▶ [WORK INSTRUCTIONS]:
Give every line below again, exactly.

▶ [GIVEN RECORDS]:
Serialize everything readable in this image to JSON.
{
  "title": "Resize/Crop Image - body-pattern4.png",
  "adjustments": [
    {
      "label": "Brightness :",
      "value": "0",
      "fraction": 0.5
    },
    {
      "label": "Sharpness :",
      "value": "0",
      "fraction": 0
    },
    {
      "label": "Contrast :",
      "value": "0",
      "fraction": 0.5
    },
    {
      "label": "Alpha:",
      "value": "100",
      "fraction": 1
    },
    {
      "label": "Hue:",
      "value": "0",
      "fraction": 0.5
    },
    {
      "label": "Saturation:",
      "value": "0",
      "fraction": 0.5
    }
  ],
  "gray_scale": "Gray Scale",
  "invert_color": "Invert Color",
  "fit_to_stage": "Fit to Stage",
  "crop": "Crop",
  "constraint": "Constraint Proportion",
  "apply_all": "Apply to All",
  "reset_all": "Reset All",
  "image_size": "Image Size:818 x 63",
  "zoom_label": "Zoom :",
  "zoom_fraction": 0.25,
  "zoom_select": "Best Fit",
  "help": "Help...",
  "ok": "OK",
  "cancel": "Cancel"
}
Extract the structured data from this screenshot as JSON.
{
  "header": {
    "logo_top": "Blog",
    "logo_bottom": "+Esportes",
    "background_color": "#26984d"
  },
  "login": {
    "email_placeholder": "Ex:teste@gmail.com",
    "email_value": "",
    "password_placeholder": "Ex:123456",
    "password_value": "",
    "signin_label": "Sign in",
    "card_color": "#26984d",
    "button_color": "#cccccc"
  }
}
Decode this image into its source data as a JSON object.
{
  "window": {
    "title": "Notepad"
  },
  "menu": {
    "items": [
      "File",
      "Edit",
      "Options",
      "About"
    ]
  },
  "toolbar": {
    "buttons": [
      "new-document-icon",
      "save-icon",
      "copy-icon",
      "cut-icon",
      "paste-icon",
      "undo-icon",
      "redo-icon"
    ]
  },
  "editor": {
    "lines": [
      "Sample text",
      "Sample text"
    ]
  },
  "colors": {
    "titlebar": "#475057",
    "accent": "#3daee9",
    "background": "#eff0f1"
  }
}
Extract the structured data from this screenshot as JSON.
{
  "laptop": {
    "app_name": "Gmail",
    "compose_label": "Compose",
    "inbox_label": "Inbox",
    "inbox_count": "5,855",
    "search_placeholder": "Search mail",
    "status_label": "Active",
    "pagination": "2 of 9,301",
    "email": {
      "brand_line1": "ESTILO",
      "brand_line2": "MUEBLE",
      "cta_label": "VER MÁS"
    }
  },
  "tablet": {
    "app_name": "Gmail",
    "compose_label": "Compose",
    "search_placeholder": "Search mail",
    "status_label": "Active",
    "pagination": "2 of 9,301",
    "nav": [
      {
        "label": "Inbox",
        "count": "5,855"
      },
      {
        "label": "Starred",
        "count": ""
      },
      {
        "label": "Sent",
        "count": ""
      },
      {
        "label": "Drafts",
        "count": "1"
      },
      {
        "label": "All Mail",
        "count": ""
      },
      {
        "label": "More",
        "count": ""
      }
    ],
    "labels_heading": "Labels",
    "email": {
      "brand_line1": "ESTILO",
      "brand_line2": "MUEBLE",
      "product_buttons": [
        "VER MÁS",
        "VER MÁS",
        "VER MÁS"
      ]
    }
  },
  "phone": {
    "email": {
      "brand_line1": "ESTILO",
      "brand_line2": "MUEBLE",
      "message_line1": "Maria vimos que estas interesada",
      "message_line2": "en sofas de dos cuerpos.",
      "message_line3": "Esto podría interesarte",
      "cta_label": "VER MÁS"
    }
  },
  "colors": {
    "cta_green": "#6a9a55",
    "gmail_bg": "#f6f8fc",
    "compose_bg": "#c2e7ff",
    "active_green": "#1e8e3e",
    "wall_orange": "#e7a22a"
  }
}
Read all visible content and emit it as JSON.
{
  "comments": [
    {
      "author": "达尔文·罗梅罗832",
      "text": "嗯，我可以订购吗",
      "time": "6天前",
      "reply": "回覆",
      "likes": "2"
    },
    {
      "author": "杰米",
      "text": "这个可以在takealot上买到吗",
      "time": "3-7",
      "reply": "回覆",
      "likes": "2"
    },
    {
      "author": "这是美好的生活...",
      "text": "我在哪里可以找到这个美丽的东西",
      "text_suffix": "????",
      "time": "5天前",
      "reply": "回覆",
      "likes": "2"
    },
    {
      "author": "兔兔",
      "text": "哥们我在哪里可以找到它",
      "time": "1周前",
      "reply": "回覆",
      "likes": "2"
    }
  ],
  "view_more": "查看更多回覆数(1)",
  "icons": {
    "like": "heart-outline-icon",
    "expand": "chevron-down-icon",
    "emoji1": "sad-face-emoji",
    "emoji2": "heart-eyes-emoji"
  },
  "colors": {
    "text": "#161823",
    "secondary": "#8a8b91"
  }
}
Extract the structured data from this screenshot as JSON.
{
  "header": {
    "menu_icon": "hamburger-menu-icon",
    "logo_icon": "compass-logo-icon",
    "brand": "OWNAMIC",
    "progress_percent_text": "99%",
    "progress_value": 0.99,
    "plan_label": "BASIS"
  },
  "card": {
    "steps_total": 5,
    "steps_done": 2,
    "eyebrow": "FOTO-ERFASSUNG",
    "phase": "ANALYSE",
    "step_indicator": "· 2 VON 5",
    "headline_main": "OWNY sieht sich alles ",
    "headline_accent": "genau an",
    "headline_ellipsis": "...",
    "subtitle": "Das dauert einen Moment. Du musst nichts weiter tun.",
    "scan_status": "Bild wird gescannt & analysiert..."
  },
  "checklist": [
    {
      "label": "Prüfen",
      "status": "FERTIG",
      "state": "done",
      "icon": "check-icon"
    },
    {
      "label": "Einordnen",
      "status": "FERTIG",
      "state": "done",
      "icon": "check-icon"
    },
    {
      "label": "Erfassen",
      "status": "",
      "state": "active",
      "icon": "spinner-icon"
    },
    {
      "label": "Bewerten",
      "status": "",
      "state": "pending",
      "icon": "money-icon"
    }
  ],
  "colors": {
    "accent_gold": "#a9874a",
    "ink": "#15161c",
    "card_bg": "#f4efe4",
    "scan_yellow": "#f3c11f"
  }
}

▶ [FINISHED EXERCISE]:
Serialize everything readable in this image to JSON.
{
  "title": "Resize/Crop Image - body-pattern4.png",
  "adjustments": [
    {
      "label": "Brightness :",
      "value": "0",
      "fraction": 0.5
    },
    {
      "label": "Sharpness :",
      "value": "0",
      "fraction": 0
    },
    {
      "label": "Contrast :",
      "value": "0",
      "fraction": 0.5
    },
    {
      "label": "Alpha:",
      "value": "100",
      "fraction": 1
    },
    {
      "label": "Hue:",
      "value": "0",
      "fraction": 0.5
    },
    {
      "label": "Saturation:",
      "value": "0",
      "fraction": 0.5
    }
  ],
  "gray_scale": "Gray Scale",
  "invert_color": "Invert Color",
  "fit_to_stage": "Fit to Stage",
  "crop": "Crop",
  "constraint": "Constraint Proportion",
  "apply_all": "Apply to All",
  "reset_all": "Reset All",
  "image_size": "Image Size:818 x 63",
  "zoom_label": "Zoom :",
  "zoom_fraction": 0.25,
  "zoom_select": "Best Fit",
  "help": "Help...",
  "ok": "OK",
  "cancel": "Cancel"
}
Extract the structured data from this screenshot as JSON.
{
  "header": {
    "logo_top": "Blog",
    "logo_bottom": "+Esportes",
    "background_color": "#26984d"
  },
  "login": {
    "email_placeholder": "Ex:teste@gmail.com",
    "email_value": "",
    "password_placeholder": "Ex:123456",
    "password_value": "",
    "signin_label": "Sign in",
    "card_color": "#26984d",
    "button_color": "#cccccc"
  }
}
Decode this image into its source data as a JSON object.
{
  "window": {
    "title": "Notepad"
  },
  "menu": {
    "items": [
      "File",
      "Edit",
      "Options",
      "About"
    ]
  },
  "toolbar": {
    "buttons": [
      "new-document-icon",
      "save-icon",
      "copy-icon",
      "cut-icon",
      "paste-icon",
      "undo-icon",
      "redo-icon"
    ]
  },
  "editor": {
    "lines": [
      "Sample text",
      "Sample text"
    ]
  },
  "colors": {
    "titlebar": "#475057",
    "accent": "#3daee9",
    "background": "#eff0f1"
  }
}
Extract the structured data from this screenshot as JSON.
{
  "laptop": {
    "app_name": "Gmail",
    "compose_label": "Compose",
    "inbox_label": "Inbox",
    "inbox_count": "5,855",
    "search_placeholder": "Search mail",
    "status_label": "Active",
    "pagination": "2 of 9,301",
    "email": {
      "brand_line1": "ESTILO",
      "brand_line2": "MUEBLE",
      "cta_label": "VER MÁS"
    }
  },
  "tablet": {
    "app_name": "Gmail",
    "compose_label": "Compose",
    "search_placeholder": "Search mail",
    "status_label": "Active",
    "pagination": "2 of 9,301",
    "nav": [
      {
        "label": "Inbox",
        "count": "5,855"
      },
      {
        "label": "Starred",
        "count": ""
      },
      {
        "label": "Sent",
        "count": ""
      },
      {
        "label": "Drafts",
        "count": "1"
      },
      {
        "label": "All Mail",
        "count": ""
      },
      {
        "label": "More",
        "count": ""
      }
    ],
    "labels_heading": "Labels",
    "email": {
      "brand_line1": "ESTILO",
      "brand_line2": "MUEBLE",
      "product_buttons": [
        "VER MÁS",
        "VER MÁS",
        "VER MÁS"
      ]
    }
  },
  "phone": {
    "email": {
      "brand_line1": "ESTILO",
      "brand_line2": "MUEBLE",
      "message_line1": "Maria vimos que estas interesada",
      "message_line2": "en sofas de dos cuerpos.",
      "message_line3": "Esto podría interesarte",
      "cta_label": "VER MÁS"
    }
  },
  "colors": {
    "cta_green": "#6a9a55",
    "gmail_bg": "#f6f8fc",
    "compose_bg": "#c2e7ff",
    "active_green": "#1e8e3e",
    "wall_orange": "#e7a22a"
  }
}
Read all visible content and emit it as JSON.
{
  "comments": [
    {
      "author": "达尔文·罗梅罗832",
      "text": "嗯，我可以订购吗",
      "time": "6天前",
      "reply": "回覆",
      "likes": "2"
    },
    {
      "author": "杰米",
      "text": "这个可以在takealot上买到吗",
      "time": "3-7",
      "reply": "回覆",
      "likes": "2"
    },
    {
      "author": "这是美好的生活...",
      "text": "我在哪里可以找到这个美丽的东西",
      "text_suffix": "????",
      "time": "5天前",
      "reply": "回覆",
      "likes": "2"
    },
    {
      "author": "兔兔",
      "text": "哥们我在哪里可以找到它",
      "time": "1周前",
      "reply": "回覆",
      "likes": "2"
    }
  ],
  "view_more": "查看更多回覆数(1)",
  "icons": {
    "like": "heart-outline-icon",
    "expand": "chevron-down-icon",
    "emoji1": "sad-face-emoji",
    "emoji2": "heart-eyes-emoji"
  },
  "colors": {
    "text": "#161823",
    "secondary": "#8a8b91"
  }
}
Extract the structured data from this screenshot as JSON.
{
  "header": {
    "menu_icon": "hamburger-menu-icon",
    "logo_icon": "compass-logo-icon",
    "brand": "OWNAMIC",
    "progress_percent_text": "99%",
    "progress_value": 0.99,
    "plan_label": "BASIS"
  },
  "card": {
    "steps_total": 5,
    "steps_done": 2,
    "eyebrow": "FOTO-ERFASSUNG",
    "phase": "ANALYSE",
    "step_indicator": "· 2 VON 5",
    "headline_main": "OWNY sieht sich alles ",
    "headline_accent": "genau an",
    "headline_ellipsis": "...",
    "subtitle": "Das dauert einen Moment. Du musst nichts weiter tun.",
    "scan_status": "Bild wird gescannt & analysiert..."
  },
  "checklist": [
    {
      "label": "Prüfen",
      "status": "FERTIG",
      "state": "done",
      "icon": "check-icon"
    },
    {
      "label": "Einordnen",
      "status": "FERTIG",
      "state": "done",
      "icon": "check-icon"
    },
    {
      "label": "Erfassen",
      "status": "",
      "state": "active",
      "icon": "spinner-icon"
    },
    {
      "label": "Bewerten",
      "status": "",
      "state": "pending",
      "icon": "money-icon"
    }
  ],
  "colors": {
    "accent_gold": "#a9874a",
    "ink": "#15161c",
    "card_bg": "#f4efe4",
    "scan_yellow": "#f3c11f"
  }
}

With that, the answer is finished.